### Problem:
Work out how many lines of the material below mention the word "true"; reply with the number only.

(Extracted records)
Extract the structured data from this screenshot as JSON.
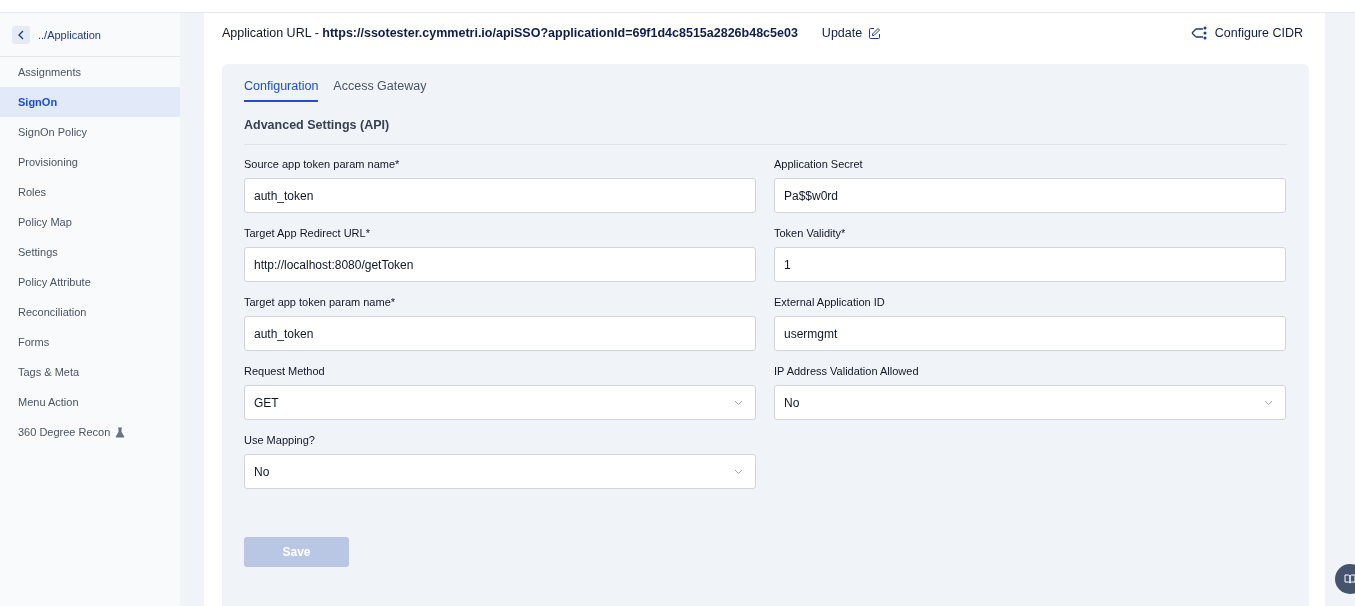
{
  "sidebar": {
    "back_label": "../Application",
    "items": [
      {
        "label": "Assignments",
        "selected": false,
        "beta": false
      },
      {
        "label": "SignOn",
        "selected": true,
        "beta": false
      },
      {
        "label": "SignOn Policy",
        "selected": false,
        "beta": false
      },
      {
        "label": "Provisioning",
        "selected": false,
        "beta": false
      },
      {
        "label": "Roles",
        "selected": false,
        "beta": false
      },
      {
        "label": "Policy Map",
        "selected": false,
        "beta": false
      },
      {
        "label": "Settings",
        "selected": false,
        "beta": false
      },
      {
        "label": "Policy Attribute",
        "selected": false,
        "beta": false
      },
      {
        "label": "Reconciliation",
        "selected": false,
        "beta": false
      },
      {
        "label": "Forms",
        "selected": false,
        "beta": false
      },
      {
        "label": "Tags & Meta",
        "selected": false,
        "beta": false
      },
      {
        "label": "Menu Action",
        "selected": false,
        "beta": false
      },
      {
        "label": "360 Degree Recon",
        "selected": false,
        "beta": true
      }
    ]
  },
  "header": {
    "url_label": "Application URL -",
    "url": "https://ssotester.cymmetri.io/apiSSO?applicationId=69f1d4c8515a2826b48c5e03",
    "update": "Update",
    "configure": "Configure CIDR"
  },
  "tabs": [
    {
      "label": "Configuration",
      "selected": true
    },
    {
      "label": "Access Gateway",
      "selected": false
    }
  ],
  "section_title": "Advanced Settings (API)",
  "fields": [
    {
      "label": "Source app token param name*",
      "value": "auth_token",
      "kind": "text"
    },
    {
      "label": "Application Secret",
      "value": "Pa$$w0rd",
      "kind": "text"
    },
    {
      "label": "Target App Redirect URL*",
      "value": "http://localhost:8080/getToken",
      "kind": "text"
    },
    {
      "label": "Token Validity*",
      "value": "1",
      "kind": "text"
    },
    {
      "label": "Target app token param name*",
      "value": "auth_token",
      "kind": "text"
    },
    {
      "label": "External Application ID",
      "value": "usermgmt",
      "kind": "text"
    },
    {
      "label": "Request Method",
      "value": "GET",
      "kind": "select"
    },
    {
      "label": "IP Address Validation Allowed",
      "value": "No",
      "kind": "select"
    },
    {
      "label": "Use Mapping?",
      "value": "No",
      "kind": "select"
    }
  ],
  "save": {
    "label": "Save",
    "disabled": true
  }
}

### Expected answer:
4